Saved entries:
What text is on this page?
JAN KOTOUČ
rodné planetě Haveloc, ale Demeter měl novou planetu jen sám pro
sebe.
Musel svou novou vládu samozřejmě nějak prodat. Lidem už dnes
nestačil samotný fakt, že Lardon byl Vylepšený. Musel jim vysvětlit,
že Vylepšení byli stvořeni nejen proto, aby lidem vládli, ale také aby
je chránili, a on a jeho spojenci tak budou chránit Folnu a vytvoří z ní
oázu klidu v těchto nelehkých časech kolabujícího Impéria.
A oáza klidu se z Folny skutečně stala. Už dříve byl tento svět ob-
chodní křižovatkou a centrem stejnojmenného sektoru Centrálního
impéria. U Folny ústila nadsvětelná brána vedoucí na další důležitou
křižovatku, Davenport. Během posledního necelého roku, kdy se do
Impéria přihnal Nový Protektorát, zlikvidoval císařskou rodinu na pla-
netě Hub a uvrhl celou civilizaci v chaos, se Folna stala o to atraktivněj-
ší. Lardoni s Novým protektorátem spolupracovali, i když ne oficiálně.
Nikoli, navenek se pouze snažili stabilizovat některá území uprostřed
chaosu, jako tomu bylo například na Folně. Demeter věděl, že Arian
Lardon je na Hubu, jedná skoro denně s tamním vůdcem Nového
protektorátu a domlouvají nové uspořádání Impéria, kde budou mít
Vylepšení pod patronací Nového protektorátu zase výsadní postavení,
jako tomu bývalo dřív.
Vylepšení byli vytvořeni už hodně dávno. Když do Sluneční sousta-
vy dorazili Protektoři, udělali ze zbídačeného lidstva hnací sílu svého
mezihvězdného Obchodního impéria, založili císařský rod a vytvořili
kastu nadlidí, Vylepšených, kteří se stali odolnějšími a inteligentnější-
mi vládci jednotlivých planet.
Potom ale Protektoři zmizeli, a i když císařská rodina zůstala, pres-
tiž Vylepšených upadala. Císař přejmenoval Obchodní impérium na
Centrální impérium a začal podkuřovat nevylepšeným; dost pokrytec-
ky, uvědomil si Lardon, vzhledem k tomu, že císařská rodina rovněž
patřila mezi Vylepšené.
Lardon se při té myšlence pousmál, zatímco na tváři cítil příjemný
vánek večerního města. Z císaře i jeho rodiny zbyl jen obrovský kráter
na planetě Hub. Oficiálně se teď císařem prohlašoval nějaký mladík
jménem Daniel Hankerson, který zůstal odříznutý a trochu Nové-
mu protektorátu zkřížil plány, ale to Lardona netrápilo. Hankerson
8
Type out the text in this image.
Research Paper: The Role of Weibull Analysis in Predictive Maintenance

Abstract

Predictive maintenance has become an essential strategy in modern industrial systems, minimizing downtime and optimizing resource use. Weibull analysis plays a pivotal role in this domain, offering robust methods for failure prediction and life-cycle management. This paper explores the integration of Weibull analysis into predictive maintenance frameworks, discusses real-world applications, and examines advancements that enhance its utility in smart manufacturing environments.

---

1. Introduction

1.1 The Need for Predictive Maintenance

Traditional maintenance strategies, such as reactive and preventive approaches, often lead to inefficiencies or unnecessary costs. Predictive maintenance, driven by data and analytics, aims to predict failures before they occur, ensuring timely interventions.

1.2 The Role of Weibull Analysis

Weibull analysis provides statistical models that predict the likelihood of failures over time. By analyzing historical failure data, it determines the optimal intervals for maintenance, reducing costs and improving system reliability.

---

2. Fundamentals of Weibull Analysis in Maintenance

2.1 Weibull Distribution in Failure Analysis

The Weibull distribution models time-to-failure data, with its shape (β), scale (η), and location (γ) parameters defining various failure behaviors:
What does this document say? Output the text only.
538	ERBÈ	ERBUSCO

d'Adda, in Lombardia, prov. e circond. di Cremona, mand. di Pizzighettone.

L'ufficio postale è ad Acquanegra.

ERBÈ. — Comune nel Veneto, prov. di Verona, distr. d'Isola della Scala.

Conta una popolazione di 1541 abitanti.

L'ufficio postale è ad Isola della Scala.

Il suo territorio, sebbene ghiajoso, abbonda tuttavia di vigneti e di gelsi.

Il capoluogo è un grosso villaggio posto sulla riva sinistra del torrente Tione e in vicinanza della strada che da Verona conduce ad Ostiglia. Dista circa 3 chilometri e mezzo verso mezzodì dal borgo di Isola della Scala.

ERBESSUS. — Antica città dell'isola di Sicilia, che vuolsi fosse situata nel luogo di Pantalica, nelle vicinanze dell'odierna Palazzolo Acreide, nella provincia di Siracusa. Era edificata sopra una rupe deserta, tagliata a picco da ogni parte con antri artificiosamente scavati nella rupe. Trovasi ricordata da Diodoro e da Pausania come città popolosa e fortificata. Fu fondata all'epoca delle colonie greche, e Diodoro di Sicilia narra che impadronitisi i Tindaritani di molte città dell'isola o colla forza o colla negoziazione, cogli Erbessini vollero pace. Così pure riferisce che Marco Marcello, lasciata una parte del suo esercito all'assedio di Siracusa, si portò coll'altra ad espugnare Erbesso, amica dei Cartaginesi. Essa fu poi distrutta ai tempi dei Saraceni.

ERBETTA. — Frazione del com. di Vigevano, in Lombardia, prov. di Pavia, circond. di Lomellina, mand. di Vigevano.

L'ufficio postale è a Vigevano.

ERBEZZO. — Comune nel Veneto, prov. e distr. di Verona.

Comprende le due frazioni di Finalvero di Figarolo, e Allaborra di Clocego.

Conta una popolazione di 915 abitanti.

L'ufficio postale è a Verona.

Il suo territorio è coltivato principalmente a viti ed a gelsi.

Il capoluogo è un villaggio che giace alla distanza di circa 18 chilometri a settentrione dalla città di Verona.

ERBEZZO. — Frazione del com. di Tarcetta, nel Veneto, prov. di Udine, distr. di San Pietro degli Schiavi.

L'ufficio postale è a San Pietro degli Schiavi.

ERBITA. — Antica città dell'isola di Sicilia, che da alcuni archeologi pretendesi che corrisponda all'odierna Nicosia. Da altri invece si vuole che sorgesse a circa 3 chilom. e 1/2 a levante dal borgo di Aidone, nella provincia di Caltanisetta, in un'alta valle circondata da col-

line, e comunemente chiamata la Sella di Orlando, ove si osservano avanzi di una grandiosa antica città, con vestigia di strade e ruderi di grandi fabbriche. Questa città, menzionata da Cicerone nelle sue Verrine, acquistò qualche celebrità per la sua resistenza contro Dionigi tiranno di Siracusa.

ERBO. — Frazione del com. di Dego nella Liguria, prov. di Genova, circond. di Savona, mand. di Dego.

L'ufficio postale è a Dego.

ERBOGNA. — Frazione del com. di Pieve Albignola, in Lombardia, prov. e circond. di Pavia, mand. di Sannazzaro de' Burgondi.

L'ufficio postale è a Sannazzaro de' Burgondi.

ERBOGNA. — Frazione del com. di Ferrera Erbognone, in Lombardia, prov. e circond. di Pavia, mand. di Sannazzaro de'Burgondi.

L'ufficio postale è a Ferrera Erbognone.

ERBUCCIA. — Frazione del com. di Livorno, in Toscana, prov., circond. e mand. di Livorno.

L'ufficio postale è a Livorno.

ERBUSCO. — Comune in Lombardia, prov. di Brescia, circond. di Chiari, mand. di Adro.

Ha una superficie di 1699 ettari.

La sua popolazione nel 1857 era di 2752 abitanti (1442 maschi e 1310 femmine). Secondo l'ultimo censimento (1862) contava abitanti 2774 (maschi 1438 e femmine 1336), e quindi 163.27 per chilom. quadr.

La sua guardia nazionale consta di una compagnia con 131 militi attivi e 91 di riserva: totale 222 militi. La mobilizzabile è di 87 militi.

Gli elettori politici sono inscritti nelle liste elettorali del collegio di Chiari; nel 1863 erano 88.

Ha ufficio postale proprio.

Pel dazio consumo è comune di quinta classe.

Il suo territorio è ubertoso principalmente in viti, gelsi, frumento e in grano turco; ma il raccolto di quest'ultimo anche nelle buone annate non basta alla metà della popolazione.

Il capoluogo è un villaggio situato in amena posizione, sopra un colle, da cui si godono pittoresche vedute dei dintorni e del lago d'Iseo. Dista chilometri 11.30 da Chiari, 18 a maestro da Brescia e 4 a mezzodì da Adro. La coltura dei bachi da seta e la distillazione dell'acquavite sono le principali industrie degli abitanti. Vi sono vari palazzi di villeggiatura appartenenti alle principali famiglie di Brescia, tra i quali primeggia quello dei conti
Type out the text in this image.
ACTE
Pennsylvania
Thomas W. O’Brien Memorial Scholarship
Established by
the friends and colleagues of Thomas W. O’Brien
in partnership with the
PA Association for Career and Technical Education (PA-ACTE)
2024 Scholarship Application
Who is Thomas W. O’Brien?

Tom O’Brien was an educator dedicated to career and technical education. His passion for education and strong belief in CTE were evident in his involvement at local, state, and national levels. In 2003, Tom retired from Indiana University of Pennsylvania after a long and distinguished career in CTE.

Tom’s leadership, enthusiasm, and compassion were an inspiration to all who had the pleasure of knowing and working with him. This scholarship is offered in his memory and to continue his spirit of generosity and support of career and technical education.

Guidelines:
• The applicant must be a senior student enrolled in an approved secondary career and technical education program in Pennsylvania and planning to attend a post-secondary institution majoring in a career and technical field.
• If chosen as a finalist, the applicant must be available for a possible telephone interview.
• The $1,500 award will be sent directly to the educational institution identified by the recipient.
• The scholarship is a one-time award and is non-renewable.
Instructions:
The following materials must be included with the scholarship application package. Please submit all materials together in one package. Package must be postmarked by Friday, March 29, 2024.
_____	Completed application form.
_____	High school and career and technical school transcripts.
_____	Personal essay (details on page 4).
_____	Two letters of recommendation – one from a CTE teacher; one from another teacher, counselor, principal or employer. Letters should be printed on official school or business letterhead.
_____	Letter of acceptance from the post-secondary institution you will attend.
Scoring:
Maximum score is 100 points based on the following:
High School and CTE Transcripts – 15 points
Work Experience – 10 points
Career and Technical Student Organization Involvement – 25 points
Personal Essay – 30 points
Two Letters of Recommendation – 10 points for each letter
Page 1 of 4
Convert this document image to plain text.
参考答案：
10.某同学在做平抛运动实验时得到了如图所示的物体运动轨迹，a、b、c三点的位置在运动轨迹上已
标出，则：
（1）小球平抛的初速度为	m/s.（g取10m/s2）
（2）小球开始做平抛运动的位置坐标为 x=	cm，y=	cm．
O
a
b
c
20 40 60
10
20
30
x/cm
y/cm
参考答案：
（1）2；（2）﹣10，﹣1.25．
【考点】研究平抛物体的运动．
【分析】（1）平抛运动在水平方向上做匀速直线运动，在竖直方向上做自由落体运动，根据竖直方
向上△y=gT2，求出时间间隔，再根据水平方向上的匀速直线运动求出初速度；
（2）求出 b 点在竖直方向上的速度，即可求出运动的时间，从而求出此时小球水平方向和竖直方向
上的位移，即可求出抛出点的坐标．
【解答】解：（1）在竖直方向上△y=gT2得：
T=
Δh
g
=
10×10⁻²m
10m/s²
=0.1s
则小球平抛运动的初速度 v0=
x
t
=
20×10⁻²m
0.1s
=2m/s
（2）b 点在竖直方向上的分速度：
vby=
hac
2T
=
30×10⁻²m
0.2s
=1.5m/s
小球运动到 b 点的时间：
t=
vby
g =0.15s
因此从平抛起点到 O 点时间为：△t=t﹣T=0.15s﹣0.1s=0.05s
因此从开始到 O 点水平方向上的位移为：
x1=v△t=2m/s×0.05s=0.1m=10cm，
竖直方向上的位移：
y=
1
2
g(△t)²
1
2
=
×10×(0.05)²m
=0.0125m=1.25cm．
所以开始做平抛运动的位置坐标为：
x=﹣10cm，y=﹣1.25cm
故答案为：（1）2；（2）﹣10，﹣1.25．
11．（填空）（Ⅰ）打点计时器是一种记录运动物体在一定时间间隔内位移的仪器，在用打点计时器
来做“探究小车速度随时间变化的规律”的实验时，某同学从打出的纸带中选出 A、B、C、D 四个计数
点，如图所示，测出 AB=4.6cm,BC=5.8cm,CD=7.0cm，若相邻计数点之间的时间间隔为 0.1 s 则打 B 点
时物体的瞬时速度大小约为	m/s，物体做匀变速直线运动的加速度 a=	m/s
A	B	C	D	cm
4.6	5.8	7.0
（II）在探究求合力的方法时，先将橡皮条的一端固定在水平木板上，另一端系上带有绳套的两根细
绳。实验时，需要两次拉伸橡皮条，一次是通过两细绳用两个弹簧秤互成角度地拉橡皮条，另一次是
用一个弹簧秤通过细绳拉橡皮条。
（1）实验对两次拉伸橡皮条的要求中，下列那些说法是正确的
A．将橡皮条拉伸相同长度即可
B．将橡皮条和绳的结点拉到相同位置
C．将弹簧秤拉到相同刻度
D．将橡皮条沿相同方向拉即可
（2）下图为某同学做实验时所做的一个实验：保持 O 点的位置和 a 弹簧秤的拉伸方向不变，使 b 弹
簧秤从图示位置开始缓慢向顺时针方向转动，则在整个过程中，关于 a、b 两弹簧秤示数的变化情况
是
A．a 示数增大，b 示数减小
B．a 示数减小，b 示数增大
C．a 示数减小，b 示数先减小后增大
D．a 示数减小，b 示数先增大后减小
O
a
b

GIVEN REQUEST:
Search the entries for the word "failures" and pick out every line that holds it.

REPLY TO THE EXERCISE:
Traditional maintenance strategies, such as reactive and preventive approaches, often lead to inefficiencies or unnecessary costs. Predictive maintenance, driven by data and analytics, aims to predict failures before they occur, ensuring timely interventions.
Weibull analysis provides statistical models that predict the likelihood of failures over time. By analyzing historical failure data, it determines the optimal intervals for maintenance, reducing costs and improving system reliability.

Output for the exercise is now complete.